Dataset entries
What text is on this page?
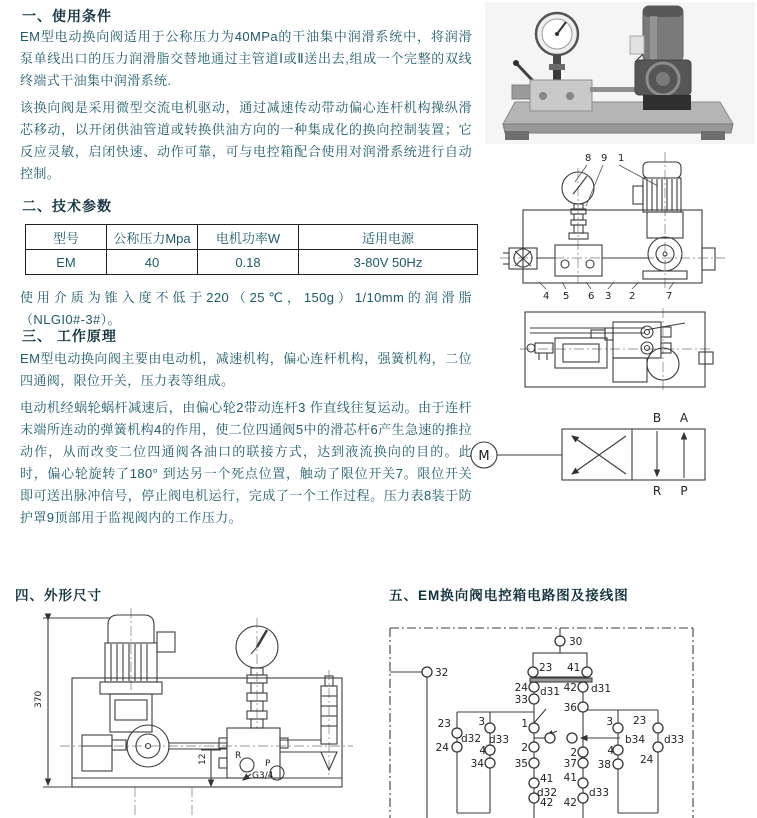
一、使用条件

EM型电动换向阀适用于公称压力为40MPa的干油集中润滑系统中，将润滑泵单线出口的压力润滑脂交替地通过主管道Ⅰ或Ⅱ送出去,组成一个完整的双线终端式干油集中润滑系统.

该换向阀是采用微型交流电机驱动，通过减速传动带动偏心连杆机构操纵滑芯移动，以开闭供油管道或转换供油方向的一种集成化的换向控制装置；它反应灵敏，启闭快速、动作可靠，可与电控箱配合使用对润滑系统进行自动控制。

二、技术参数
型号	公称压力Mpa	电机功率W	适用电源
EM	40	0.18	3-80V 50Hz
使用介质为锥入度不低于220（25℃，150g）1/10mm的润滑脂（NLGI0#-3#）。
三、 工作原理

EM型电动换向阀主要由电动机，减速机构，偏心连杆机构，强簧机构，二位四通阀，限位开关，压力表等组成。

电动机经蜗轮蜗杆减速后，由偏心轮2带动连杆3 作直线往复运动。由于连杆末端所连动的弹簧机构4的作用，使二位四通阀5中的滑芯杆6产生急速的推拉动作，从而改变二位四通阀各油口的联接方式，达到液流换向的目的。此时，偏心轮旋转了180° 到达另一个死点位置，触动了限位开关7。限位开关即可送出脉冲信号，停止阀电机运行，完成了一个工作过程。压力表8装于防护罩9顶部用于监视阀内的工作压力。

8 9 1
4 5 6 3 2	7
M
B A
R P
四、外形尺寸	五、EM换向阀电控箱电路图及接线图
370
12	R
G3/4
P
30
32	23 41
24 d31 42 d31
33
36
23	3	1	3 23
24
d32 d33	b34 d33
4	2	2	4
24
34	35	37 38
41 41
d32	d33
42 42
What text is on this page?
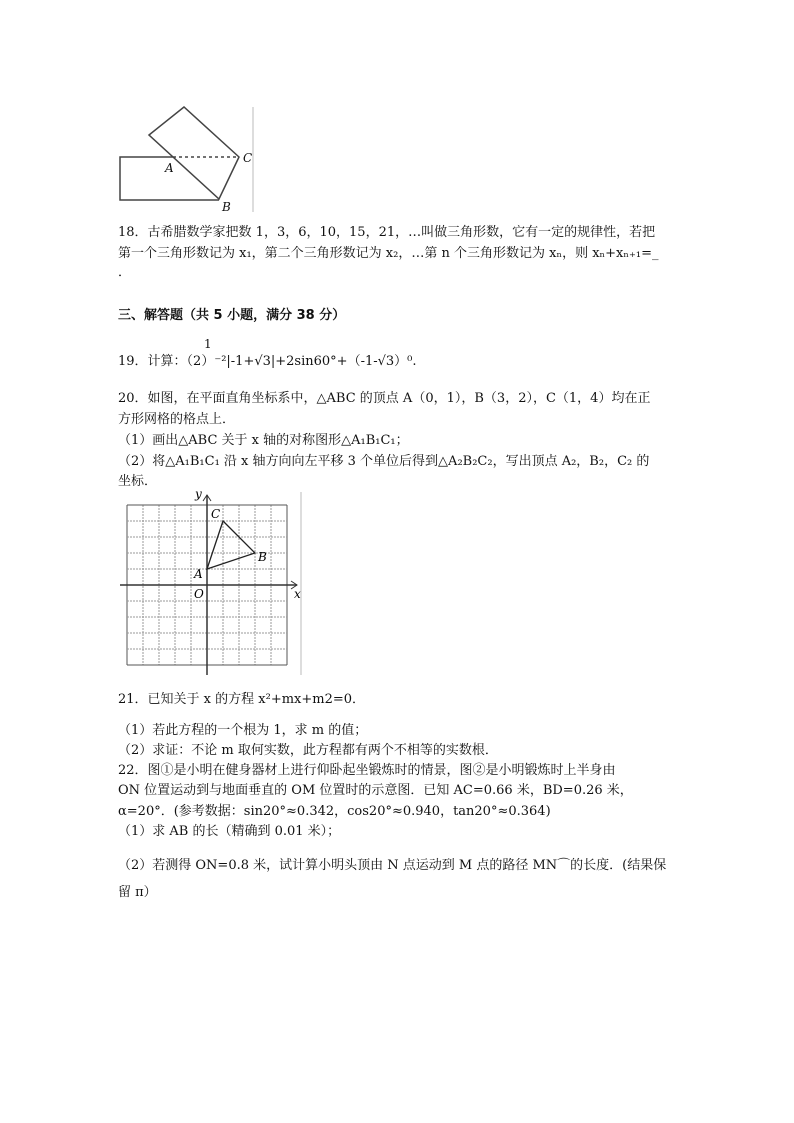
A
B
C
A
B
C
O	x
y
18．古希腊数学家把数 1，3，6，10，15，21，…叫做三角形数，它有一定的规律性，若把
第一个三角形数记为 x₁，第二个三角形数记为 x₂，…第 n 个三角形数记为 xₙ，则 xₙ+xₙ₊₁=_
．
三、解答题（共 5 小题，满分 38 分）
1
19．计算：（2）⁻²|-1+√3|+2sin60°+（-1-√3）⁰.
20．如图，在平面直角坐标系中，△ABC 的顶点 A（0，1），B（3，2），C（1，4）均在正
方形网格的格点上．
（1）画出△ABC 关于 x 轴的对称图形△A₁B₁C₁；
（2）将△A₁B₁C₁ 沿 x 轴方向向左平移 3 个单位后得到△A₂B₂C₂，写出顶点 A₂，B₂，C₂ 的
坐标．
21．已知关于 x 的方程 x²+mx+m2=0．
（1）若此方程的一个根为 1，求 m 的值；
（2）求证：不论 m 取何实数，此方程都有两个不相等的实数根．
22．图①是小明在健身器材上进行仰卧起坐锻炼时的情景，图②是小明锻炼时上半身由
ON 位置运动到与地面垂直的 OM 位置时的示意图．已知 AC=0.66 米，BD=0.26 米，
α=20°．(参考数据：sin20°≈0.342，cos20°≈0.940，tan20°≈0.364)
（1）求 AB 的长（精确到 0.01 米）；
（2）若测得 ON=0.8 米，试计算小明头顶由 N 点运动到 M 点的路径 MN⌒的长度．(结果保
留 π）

Requirements ::
Without the pictures, write out every entry precisely as it appears.

Output for this task ::
What text is on this page?
一、使用条件

EM型电动换向阀适用于公称压力为40MPa的干油集中润滑系统中，将润滑泵单线出口的压力润滑脂交替地通过主管道Ⅰ或Ⅱ送出去,组成一个完整的双线终端式干油集中润滑系统.

该换向阀是采用微型交流电机驱动，通过减速传动带动偏心连杆机构操纵滑芯移动，以开闭供油管道或转换供油方向的一种集成化的换向控制装置；它反应灵敏，启闭快速、动作可靠，可与电控箱配合使用对润滑系统进行自动控制。

二、技术参数
型号	公称压力Mpa	电机功率W	适用电源
EM	40	0.18	3-80V 50Hz
使用介质为锥入度不低于220（25℃，150g）1/10mm的润滑脂（NLGI0#-3#）。
三、 工作原理

EM型电动换向阀主要由电动机，减速机构，偏心连杆机构，强簧机构，二位四通阀，限位开关，压力表等组成。

电动机经蜗轮蜗杆减速后，由偏心轮2带动连杆3 作直线往复运动。由于连杆末端所连动的弹簧机构4的作用，使二位四通阀5中的滑芯杆6产生急速的推拉动作，从而改变二位四通阀各油口的联接方式，达到液流换向的目的。此时，偏心轮旋转了180° 到达另一个死点位置，触动了限位开关7。限位开关即可送出脉冲信号，停止阀电机运行，完成了一个工作过程。压力表8装于防护罩9顶部用于监视阀内的工作压力。

8 9 1
4 5 6 3 2	7
M
B A
R P
四、外形尺寸	五、EM换向阀电控箱电路图及接线图
370
12	R
G3/4
P
30
32	23 41
24 d31 42 d31
33
36
23	3	1	3 23
24
d32 d33	b34 d33
4	2	2	4
24
34	35	37 38
41 41
d32	d33
42 42
What text is on this page?
A
B
C
A
B
C
O	x
y
18．古希腊数学家把数 1，3，6，10，15，21，…叫做三角形数，它有一定的规律性，若把
第一个三角形数记为 x₁，第二个三角形数记为 x₂，…第 n 个三角形数记为 xₙ，则 xₙ+xₙ₊₁=_
．
三、解答题（共 5 小题，满分 38 分）
1
19．计算：（2）⁻²|-1+√3|+2sin60°+（-1-√3）⁰.
20．如图，在平面直角坐标系中，△ABC 的顶点 A（0，1），B（3，2），C（1，4）均在正
方形网格的格点上．
（1）画出△ABC 关于 x 轴的对称图形△A₁B₁C₁；
（2）将△A₁B₁C₁ 沿 x 轴方向向左平移 3 个单位后得到△A₂B₂C₂，写出顶点 A₂，B₂，C₂ 的
坐标．
21．已知关于 x 的方程 x²+mx+m2=0．
（1）若此方程的一个根为 1，求 m 的值；
（2）求证：不论 m 取何实数，此方程都有两个不相等的实数根．
22．图①是小明在健身器材上进行仰卧起坐锻炼时的情景，图②是小明锻炼时上半身由
ON 位置运动到与地面垂直的 OM 位置时的示意图．已知 AC=0.66 米，BD=0.26 米，
α=20°．(参考数据：sin20°≈0.342，cos20°≈0.940，tan20°≈0.364)
（1）求 AB 的长（精确到 0.01 米）；
（2）若测得 ON=0.8 米，试计算小明头顶由 N 点运动到 M 点的路径 MN⌒的长度．(结果保
留 π）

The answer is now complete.